#### Task requirements:
Return the material below in full and exactly.
>> start Given data
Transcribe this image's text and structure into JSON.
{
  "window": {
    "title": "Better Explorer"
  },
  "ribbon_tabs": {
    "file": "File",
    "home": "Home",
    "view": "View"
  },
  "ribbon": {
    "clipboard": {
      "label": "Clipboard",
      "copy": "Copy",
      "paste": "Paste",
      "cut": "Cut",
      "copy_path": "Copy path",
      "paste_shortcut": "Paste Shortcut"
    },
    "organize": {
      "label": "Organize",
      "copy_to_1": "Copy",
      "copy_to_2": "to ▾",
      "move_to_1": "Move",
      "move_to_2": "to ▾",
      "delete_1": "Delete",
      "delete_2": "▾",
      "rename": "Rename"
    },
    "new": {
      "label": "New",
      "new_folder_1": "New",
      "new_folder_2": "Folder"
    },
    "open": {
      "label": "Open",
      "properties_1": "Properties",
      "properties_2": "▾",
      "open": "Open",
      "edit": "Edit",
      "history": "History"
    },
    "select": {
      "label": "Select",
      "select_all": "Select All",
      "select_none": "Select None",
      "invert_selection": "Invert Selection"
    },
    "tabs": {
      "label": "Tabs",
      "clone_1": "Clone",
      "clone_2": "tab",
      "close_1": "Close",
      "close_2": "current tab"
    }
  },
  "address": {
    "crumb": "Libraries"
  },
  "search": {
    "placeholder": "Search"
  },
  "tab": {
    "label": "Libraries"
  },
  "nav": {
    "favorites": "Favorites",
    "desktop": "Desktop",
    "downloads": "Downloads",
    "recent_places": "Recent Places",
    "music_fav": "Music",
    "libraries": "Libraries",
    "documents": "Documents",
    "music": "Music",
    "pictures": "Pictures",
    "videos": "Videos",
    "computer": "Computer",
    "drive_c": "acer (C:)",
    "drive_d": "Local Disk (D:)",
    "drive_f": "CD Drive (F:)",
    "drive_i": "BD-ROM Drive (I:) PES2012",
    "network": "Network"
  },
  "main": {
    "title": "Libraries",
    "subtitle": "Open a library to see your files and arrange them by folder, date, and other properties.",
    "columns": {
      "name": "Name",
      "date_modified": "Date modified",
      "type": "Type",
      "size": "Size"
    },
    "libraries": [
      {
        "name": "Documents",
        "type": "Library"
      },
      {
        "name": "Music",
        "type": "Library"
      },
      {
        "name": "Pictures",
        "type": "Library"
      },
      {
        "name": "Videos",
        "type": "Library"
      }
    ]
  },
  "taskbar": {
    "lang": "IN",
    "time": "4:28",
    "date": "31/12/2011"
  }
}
>> end Given data
#### Exercise response:
Transcribe this image's text and structure into JSON.
{
  "window": {
    "title": "Better Explorer"
  },
  "ribbon_tabs": {
    "file": "File",
    "home": "Home",
    "view": "View"
  },
  "ribbon": {
    "clipboard": {
      "label": "Clipboard",
      "copy": "Copy",
      "paste": "Paste",
      "cut": "Cut",
      "copy_path": "Copy path",
      "paste_shortcut": "Paste Shortcut"
    },
    "organize": {
      "label": "Organize",
      "copy_to_1": "Copy",
      "copy_to_2": "to ▾",
      "move_to_1": "Move",
      "move_to_2": "to ▾",
      "delete_1": "Delete",
      "delete_2": "▾",
      "rename": "Rename"
    },
    "new": {
      "label": "New",
      "new_folder_1": "New",
      "new_folder_2": "Folder"
    },
    "open": {
      "label": "Open",
      "properties_1": "Properties",
      "properties_2": "▾",
      "open": "Open",
      "edit": "Edit",
      "history": "History"
    },
    "select": {
      "label": "Select",
      "select_all": "Select All",
      "select_none": "Select None",
      "invert_selection": "Invert Selection"
    },
    "tabs": {
      "label": "Tabs",
      "clone_1": "Clone",
      "clone_2": "tab",
      "close_1": "Close",
      "close_2": "current tab"
    }
  },
  "address": {
    "crumb": "Libraries"
  },
  "search": {
    "placeholder": "Search"
  },
  "tab": {
    "label": "Libraries"
  },
  "nav": {
    "favorites": "Favorites",
    "desktop": "Desktop",
    "downloads": "Downloads",
    "recent_places": "Recent Places",
    "music_fav": "Music",
    "libraries": "Libraries",
    "documents": "Documents",
    "music": "Music",
    "pictures": "Pictures",
    "videos": "Videos",
    "computer": "Computer",
    "drive_c": "acer (C:)",
    "drive_d": "Local Disk (D:)",
    "drive_f": "CD Drive (F:)",
    "drive_i": "BD-ROM Drive (I:) PES2012",
    "network": "Network"
  },
  "main": {
    "title": "Libraries",
    "subtitle": "Open a library to see your files and arrange them by folder, date, and other properties.",
    "columns": {
      "name": "Name",
      "date_modified": "Date modified",
      "type": "Type",
      "size": "Size"
    },
    "libraries": [
      {
        "name": "Documents",
        "type": "Library"
      },
      {
        "name": "Music",
        "type": "Library"
      },
      {
        "name": "Pictures",
        "type": "Library"
      },
      {
        "name": "Videos",
        "type": "Library"
      }
    ]
  },
  "taskbar": {
    "lang": "IN",
    "time": "4:28",
    "date": "31/12/2011"
  }
}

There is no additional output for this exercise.